- _What you have to do_: Each entry below should be reproduced character for character.

───

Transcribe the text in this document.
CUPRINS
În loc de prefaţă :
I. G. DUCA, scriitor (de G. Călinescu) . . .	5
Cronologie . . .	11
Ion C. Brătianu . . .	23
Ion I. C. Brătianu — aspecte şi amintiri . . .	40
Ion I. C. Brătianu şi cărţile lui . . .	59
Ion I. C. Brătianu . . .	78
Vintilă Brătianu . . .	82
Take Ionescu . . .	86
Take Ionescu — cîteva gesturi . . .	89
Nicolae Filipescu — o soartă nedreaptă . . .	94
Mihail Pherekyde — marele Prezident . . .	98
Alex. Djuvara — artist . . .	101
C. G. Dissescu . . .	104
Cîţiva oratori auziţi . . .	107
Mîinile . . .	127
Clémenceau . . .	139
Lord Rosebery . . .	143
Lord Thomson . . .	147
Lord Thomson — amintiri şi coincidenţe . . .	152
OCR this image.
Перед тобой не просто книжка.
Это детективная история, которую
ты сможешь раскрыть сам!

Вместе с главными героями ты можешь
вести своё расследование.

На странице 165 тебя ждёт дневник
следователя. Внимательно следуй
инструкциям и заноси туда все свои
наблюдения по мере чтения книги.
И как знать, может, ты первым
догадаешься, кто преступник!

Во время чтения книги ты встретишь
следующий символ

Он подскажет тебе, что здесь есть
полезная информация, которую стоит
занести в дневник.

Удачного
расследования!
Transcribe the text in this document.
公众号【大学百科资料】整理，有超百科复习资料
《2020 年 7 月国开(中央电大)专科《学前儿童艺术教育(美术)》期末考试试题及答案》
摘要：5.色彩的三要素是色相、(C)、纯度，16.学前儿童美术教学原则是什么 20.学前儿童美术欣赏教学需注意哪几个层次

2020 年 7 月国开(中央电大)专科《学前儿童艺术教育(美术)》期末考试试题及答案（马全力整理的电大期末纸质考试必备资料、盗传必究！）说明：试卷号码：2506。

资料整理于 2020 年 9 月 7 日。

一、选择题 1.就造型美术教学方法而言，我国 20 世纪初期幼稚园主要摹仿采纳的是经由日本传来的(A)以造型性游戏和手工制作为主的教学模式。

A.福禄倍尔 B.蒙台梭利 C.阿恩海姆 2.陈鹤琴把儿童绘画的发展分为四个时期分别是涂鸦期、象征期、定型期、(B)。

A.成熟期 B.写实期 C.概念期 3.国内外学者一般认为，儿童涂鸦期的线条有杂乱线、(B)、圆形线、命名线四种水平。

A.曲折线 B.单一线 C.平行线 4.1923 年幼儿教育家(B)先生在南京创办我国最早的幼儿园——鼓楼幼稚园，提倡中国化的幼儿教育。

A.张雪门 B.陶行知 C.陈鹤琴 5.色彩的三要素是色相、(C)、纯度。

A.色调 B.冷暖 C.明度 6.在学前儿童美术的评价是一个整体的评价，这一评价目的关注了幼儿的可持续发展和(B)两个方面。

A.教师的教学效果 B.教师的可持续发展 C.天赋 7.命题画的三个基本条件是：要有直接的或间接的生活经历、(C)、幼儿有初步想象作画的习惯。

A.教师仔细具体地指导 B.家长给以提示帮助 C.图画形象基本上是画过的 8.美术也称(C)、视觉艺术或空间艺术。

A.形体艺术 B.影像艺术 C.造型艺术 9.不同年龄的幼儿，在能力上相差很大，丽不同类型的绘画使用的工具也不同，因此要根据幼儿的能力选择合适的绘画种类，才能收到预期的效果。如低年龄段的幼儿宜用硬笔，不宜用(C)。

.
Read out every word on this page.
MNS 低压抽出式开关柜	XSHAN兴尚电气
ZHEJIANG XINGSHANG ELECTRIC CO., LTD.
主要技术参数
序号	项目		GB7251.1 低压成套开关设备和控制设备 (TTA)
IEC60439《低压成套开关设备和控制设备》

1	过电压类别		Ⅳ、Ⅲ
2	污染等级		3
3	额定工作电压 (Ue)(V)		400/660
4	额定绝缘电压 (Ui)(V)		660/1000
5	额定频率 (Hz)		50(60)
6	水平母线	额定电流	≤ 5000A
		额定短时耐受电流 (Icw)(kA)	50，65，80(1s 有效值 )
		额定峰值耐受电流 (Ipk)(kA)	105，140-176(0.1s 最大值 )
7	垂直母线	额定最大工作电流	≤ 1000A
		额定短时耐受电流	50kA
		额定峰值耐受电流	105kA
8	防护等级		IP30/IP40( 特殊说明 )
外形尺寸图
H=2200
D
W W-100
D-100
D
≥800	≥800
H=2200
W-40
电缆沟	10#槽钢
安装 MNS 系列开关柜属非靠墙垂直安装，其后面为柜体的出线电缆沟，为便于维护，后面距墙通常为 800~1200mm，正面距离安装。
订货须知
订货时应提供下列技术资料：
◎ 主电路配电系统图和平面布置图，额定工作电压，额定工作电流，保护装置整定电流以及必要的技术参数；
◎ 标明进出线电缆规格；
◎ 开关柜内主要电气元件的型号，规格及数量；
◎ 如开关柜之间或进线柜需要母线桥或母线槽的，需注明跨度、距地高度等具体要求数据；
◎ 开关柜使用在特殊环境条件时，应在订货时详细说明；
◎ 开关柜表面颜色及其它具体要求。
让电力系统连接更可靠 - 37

───

- _Response to the task_:
Transcribe the text in this document.
CUPRINS
În loc de prefaţă :
I. G. DUCA, scriitor (de G. Călinescu) . . .	5
Cronologie . . .	11
Ion C. Brătianu . . .	23
Ion I. C. Brătianu — aspecte şi amintiri . . .	40
Ion I. C. Brătianu şi cărţile lui . . .	59
Ion I. C. Brătianu . . .	78
Vintilă Brătianu . . .	82
Take Ionescu . . .	86
Take Ionescu — cîteva gesturi . . .	89
Nicolae Filipescu — o soartă nedreaptă . . .	94
Mihail Pherekyde — marele Prezident . . .	98
Alex. Djuvara — artist . . .	101
C. G. Dissescu . . .	104
Cîţiva oratori auziţi . . .	107
Mîinile . . .	127
Clémenceau . . .	139
Lord Rosebery . . .	143
Lord Thomson . . .	147
Lord Thomson — amintiri şi coincidenţe . . .	152
OCR this image.
Перед тобой не просто книжка.
Это детективная история, которую
ты сможешь раскрыть сам!

Вместе с главными героями ты можешь
вести своё расследование.

На странице 165 тебя ждёт дневник
следователя. Внимательно следуй
инструкциям и заноси туда все свои
наблюдения по мере чтения книги.
И как знать, может, ты первым
догадаешься, кто преступник!

Во время чтения книги ты встретишь
следующий символ

Он подскажет тебе, что здесь есть
полезная информация, которую стоит
занести в дневник.

Удачного
расследования!
Transcribe the text in this document.
公众号【大学百科资料】整理，有超百科复习资料
《2020 年 7 月国开(中央电大)专科《学前儿童艺术教育(美术)》期末考试试题及答案》
摘要：5.色彩的三要素是色相、(C)、纯度，16.学前儿童美术教学原则是什么 20.学前儿童美术欣赏教学需注意哪几个层次

2020 年 7 月国开(中央电大)专科《学前儿童艺术教育(美术)》期末考试试题及答案（马全力整理的电大期末纸质考试必备资料、盗传必究！）说明：试卷号码：2506。

资料整理于 2020 年 9 月 7 日。

一、选择题 1.就造型美术教学方法而言，我国 20 世纪初期幼稚园主要摹仿采纳的是经由日本传来的(A)以造型性游戏和手工制作为主的教学模式。

A.福禄倍尔 B.蒙台梭利 C.阿恩海姆 2.陈鹤琴把儿童绘画的发展分为四个时期分别是涂鸦期、象征期、定型期、(B)。

A.成熟期 B.写实期 C.概念期 3.国内外学者一般认为，儿童涂鸦期的线条有杂乱线、(B)、圆形线、命名线四种水平。

A.曲折线 B.单一线 C.平行线 4.1923 年幼儿教育家(B)先生在南京创办我国最早的幼儿园——鼓楼幼稚园，提倡中国化的幼儿教育。

A.张雪门 B.陶行知 C.陈鹤琴 5.色彩的三要素是色相、(C)、纯度。

A.色调 B.冷暖 C.明度 6.在学前儿童美术的评价是一个整体的评价，这一评价目的关注了幼儿的可持续发展和(B)两个方面。

A.教师的教学效果 B.教师的可持续发展 C.天赋 7.命题画的三个基本条件是：要有直接的或间接的生活经历、(C)、幼儿有初步想象作画的习惯。

A.教师仔细具体地指导 B.家长给以提示帮助 C.图画形象基本上是画过的 8.美术也称(C)、视觉艺术或空间艺术。

A.形体艺术 B.影像艺术 C.造型艺术 9.不同年龄的幼儿，在能力上相差很大，丽不同类型的绘画使用的工具也不同，因此要根据幼儿的能力选择合适的绘画种类，才能收到预期的效果。如低年龄段的幼儿宜用硬笔，不宜用(C)。

.
Read out every word on this page.
MNS 低压抽出式开关柜	XSHAN兴尚电气
ZHEJIANG XINGSHANG ELECTRIC CO., LTD.
主要技术参数
序号	项目		GB7251.1 低压成套开关设备和控制设备 (TTA)
IEC60439《低压成套开关设备和控制设备》

1	过电压类别		Ⅳ、Ⅲ
2	污染等级		3
3	额定工作电压 (Ue)(V)		400/660
4	额定绝缘电压 (Ui)(V)		660/1000
5	额定频率 (Hz)		50(60)
6	水平母线	额定电流	≤ 5000A
		额定短时耐受电流 (Icw)(kA)	50，65，80(1s 有效值 )
		额定峰值耐受电流 (Ipk)(kA)	105，140-176(0.1s 最大值 )
7	垂直母线	额定最大工作电流	≤ 1000A
		额定短时耐受电流	50kA
		额定峰值耐受电流	105kA
8	防护等级		IP30/IP40( 特殊说明 )
外形尺寸图
H=2200
D
W W-100
D-100
D
≥800	≥800
H=2200
W-40
电缆沟	10#槽钢
安装 MNS 系列开关柜属非靠墙垂直安装，其后面为柜体的出线电缆沟，为便于维护，后面距墙通常为 800~1200mm，正面距离安装。
订货须知
订货时应提供下列技术资料：
◎ 主电路配电系统图和平面布置图，额定工作电压，额定工作电流，保护装置整定电流以及必要的技术参数；
◎ 标明进出线电缆规格；
◎ 开关柜内主要电气元件的型号，规格及数量；
◎ 如开关柜之间或进线柜需要母线桥或母线槽的，需注明跨度、距地高度等具体要求数据；
◎ 开关柜使用在特殊环境条件时，应在订货时详细说明；
◎ 开关柜表面颜色及其它具体要求。
让电力系统连接更可靠 - 37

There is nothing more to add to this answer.